_Written problem_. Check every line below for the string "content", and copy the lines that contain it.

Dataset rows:
- - - -

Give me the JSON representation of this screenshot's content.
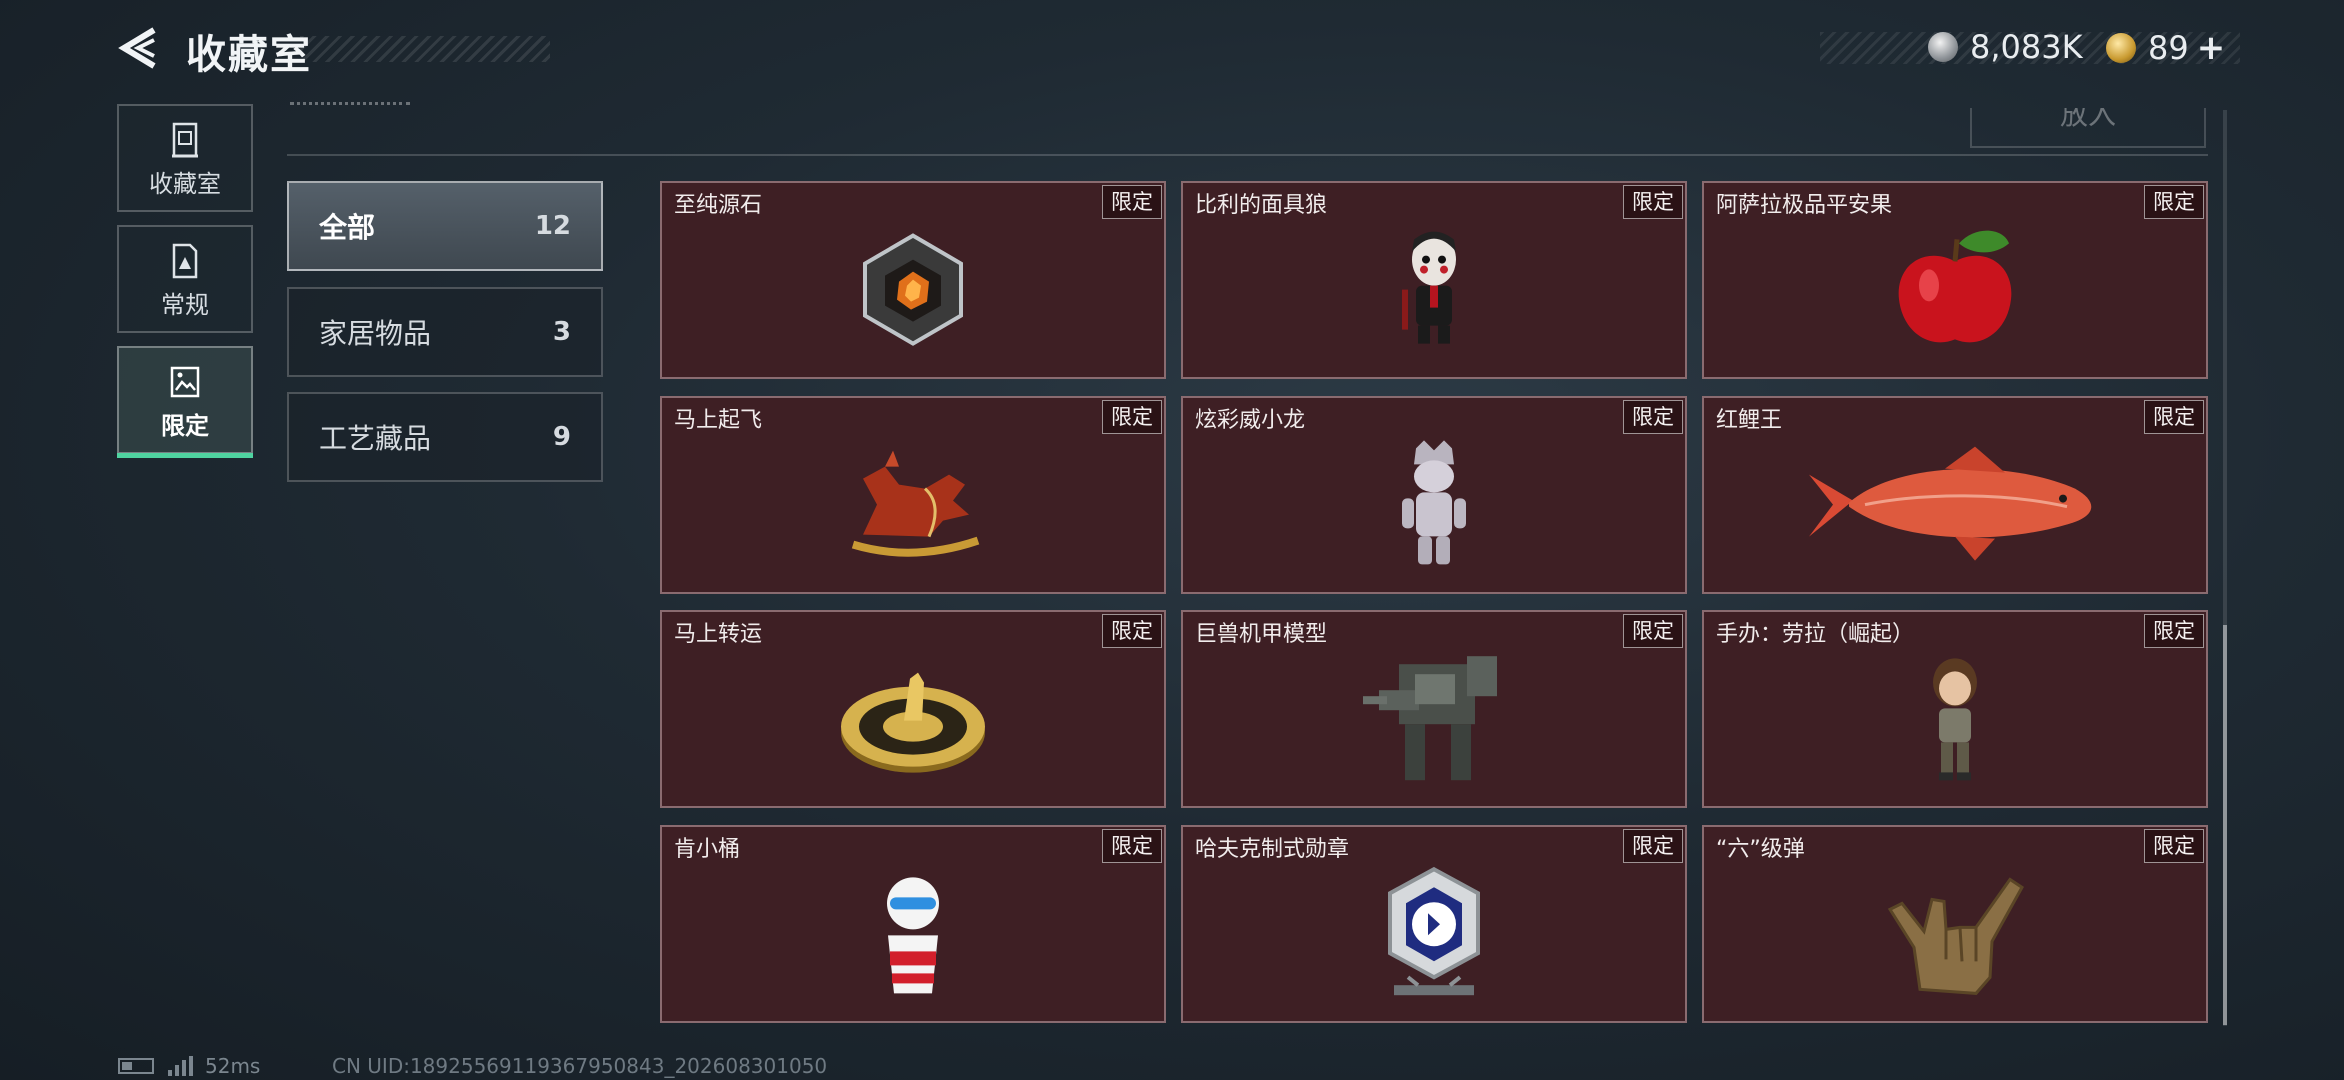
{
  "header": {
    "title": "收藏室",
    "back_icon": "back-arrow-icon",
    "currencies": [
      {
        "icon": "silver-coin-icon",
        "value": "8,083K"
      },
      {
        "icon": "gold-coin-icon",
        "value": "89"
      }
    ],
    "plus": "+"
  },
  "nav": [
    {
      "label": "收藏室",
      "icon": "cabinet-icon",
      "active": false
    },
    {
      "label": "常规",
      "icon": "document-icon",
      "active": false
    },
    {
      "label": "限定",
      "icon": "picture-icon",
      "active": true
    }
  ],
  "top_button": "放入",
  "categories": [
    {
      "name": "全部",
      "count": "12",
      "active": true
    },
    {
      "name": "家居物品",
      "count": "3",
      "active": false
    },
    {
      "name": "工艺藏品",
      "count": "9",
      "active": false
    }
  ],
  "items": [
    {
      "name": "至纯源石",
      "badge": "限定",
      "icon": "gem-icon"
    },
    {
      "name": "比利的面具狼",
      "badge": "限定",
      "icon": "puppet-figure-icon"
    },
    {
      "name": "阿萨拉极品平安果",
      "badge": "限定",
      "icon": "apple-icon"
    },
    {
      "name": "马上起飞",
      "badge": "限定",
      "icon": "horse-statue-icon"
    },
    {
      "name": "炫彩威小龙",
      "badge": "限定",
      "icon": "dragon-figure-icon"
    },
    {
      "name": "红鲤王",
      "badge": "限定",
      "icon": "carp-fish-icon"
    },
    {
      "name": "马上转运",
      "badge": "限定",
      "icon": "gold-disc-icon"
    },
    {
      "name": "巨兽机甲模型",
      "badge": "限定",
      "icon": "mech-model-icon"
    },
    {
      "name": "手办：劳拉（崛起）",
      "badge": "限定",
      "icon": "figurine-icon"
    },
    {
      "name": "肯小桶",
      "badge": "限定",
      "icon": "bucket-mascot-icon"
    },
    {
      "name": "哈夫克制式勋章",
      "badge": "限定",
      "icon": "medal-icon"
    },
    {
      "name": "“六”级弹",
      "badge": "限定",
      "icon": "hand-gesture-icon"
    }
  ],
  "status": {
    "ping": "52ms",
    "uid": "CN UID:18925569119367950843_202608301050"
  },
  "colors": {
    "card_bg": "#3e1f24",
    "active_tab_underline": "#4fd3a0",
    "background": "#1f2a33"
  }
}
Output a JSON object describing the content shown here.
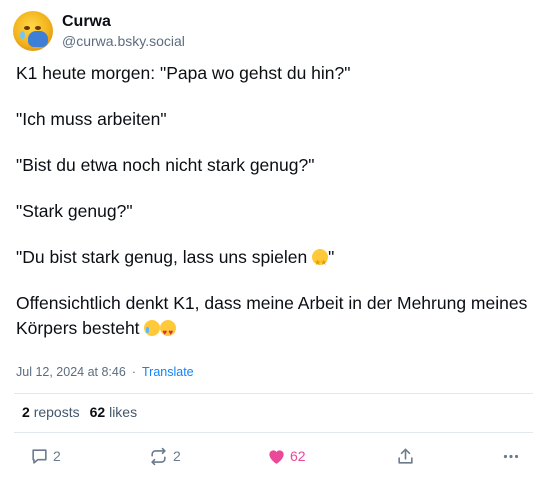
{
  "author": {
    "display_name": "Curwa",
    "handle": "@curwa.bsky.social"
  },
  "post": {
    "paragraphs": [
      "K1 heute morgen: \"Papa wo gehst du hin?\"",
      "\"Ich muss arbeiten\"",
      "\"Bist du etwa noch nicht stark genug?\"",
      "\"Stark genug?\"",
      "\"Du bist stark genug, lass uns spielen ",
      "Offensichtlich denkt K1, dass meine Arbeit in der Mehrung meines Körpers besteht "
    ],
    "quote_close": "\"",
    "emoji": {
      "star_struck": "star-struck-emoji",
      "crying": "crying-face-emoji",
      "heart_eyes": "heart-eyes-emoji"
    },
    "timestamp": "Jul 12, 2024 at 8:46",
    "separator": "·",
    "translate_label": "Translate"
  },
  "stats": {
    "reposts_count": "2",
    "reposts_label": "reposts",
    "likes_count": "62",
    "likes_label": "likes"
  },
  "actions": {
    "reply_count": "2",
    "repost_count": "2",
    "like_count": "62",
    "reply_icon": "reply-icon",
    "repost_icon": "repost-icon",
    "like_icon": "heart-icon",
    "share_icon": "share-icon",
    "more_icon": "more-icon"
  },
  "colors": {
    "like_accent": "#ec4899",
    "link": "#1083fe",
    "muted": "#5c6d80"
  }
}
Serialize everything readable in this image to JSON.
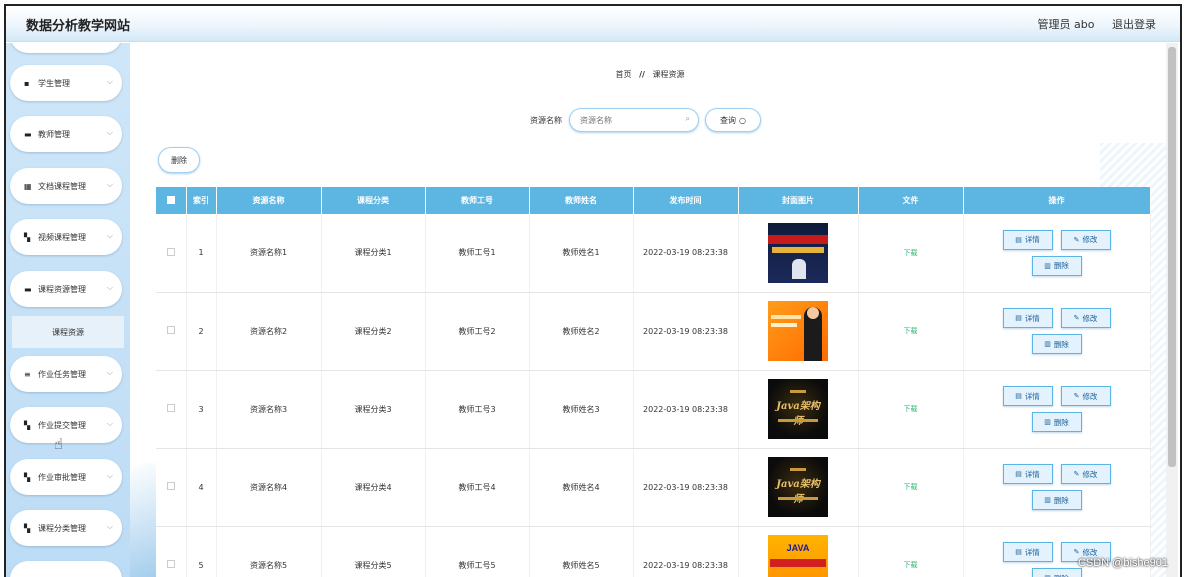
{
  "header": {
    "site_title": "数据分析教学网站",
    "admin_label": "管理员 abo",
    "logout_label": "退出登录"
  },
  "sidebar": {
    "items": [
      {
        "label": "学生管理",
        "icon": "clipboard-icon"
      },
      {
        "label": "教师管理",
        "icon": "briefcase-icon"
      },
      {
        "label": "文档课程管理",
        "icon": "grid-icon"
      },
      {
        "label": "视频课程管理",
        "icon": "apps-icon"
      },
      {
        "label": "课程资源管理",
        "icon": "book-icon"
      },
      {
        "label": "作业任务管理",
        "icon": "list-icon"
      },
      {
        "label": "作业提交管理",
        "icon": "apps-icon"
      },
      {
        "label": "作业审批管理",
        "icon": "apps-icon"
      },
      {
        "label": "课程分类管理",
        "icon": "apps-icon"
      }
    ],
    "active_sub_item": "课程资源"
  },
  "breadcrumb": {
    "home": "首页",
    "separator": "//",
    "current": "课程资源"
  },
  "search": {
    "label": "资源名称",
    "placeholder": "资源名称",
    "query_button": "查询"
  },
  "toolbar": {
    "delete_label": "删除"
  },
  "table": {
    "columns": [
      "索引",
      "资源名称",
      "课程分类",
      "教师工号",
      "教师姓名",
      "发布时间",
      "封面图片",
      "文件",
      "操作"
    ],
    "rows": [
      {
        "index": "1",
        "name": "资源名称1",
        "category": "课程分类1",
        "teacher_id": "教师工号1",
        "teacher_name": "教师姓名1",
        "time": "2022-03-19 08:23:38",
        "file": "下载",
        "cover_style": "dark-blue"
      },
      {
        "index": "2",
        "name": "资源名称2",
        "category": "课程分类2",
        "teacher_id": "教师工号2",
        "teacher_name": "教师姓名2",
        "time": "2022-03-19 08:23:38",
        "file": "下载",
        "cover_style": "orange"
      },
      {
        "index": "3",
        "name": "资源名称3",
        "category": "课程分类3",
        "teacher_id": "教师工号3",
        "teacher_name": "教师姓名3",
        "time": "2022-03-19 08:23:38",
        "file": "下载",
        "cover_style": "gold",
        "cover_text": "Java架构师"
      },
      {
        "index": "4",
        "name": "资源名称4",
        "category": "课程分类4",
        "teacher_id": "教师工号4",
        "teacher_name": "教师姓名4",
        "time": "2022-03-19 08:23:38",
        "file": "下载",
        "cover_style": "gold",
        "cover_text": "Java架构师"
      },
      {
        "index": "5",
        "name": "资源名称5",
        "category": "课程分类5",
        "teacher_id": "教师工号5",
        "teacher_name": "教师姓名5",
        "time": "2022-03-19 08:23:38",
        "file": "下载",
        "cover_style": "gold-orange",
        "cover_text": "JAVA"
      }
    ],
    "actions": {
      "detail": "详情",
      "edit": "修改",
      "delete": "删除"
    }
  },
  "watermark": "CSDN @bishe901",
  "colors": {
    "table_header": "#5db5e2",
    "sidebar_bg": "#cfe6f8",
    "download_link": "#2bb673",
    "op_button_border": "#5ab4e5"
  }
}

- - - -

_Answer below_.
Give me the JSON representation of this screenshot's content.
Output a JSON object describing the content shown here.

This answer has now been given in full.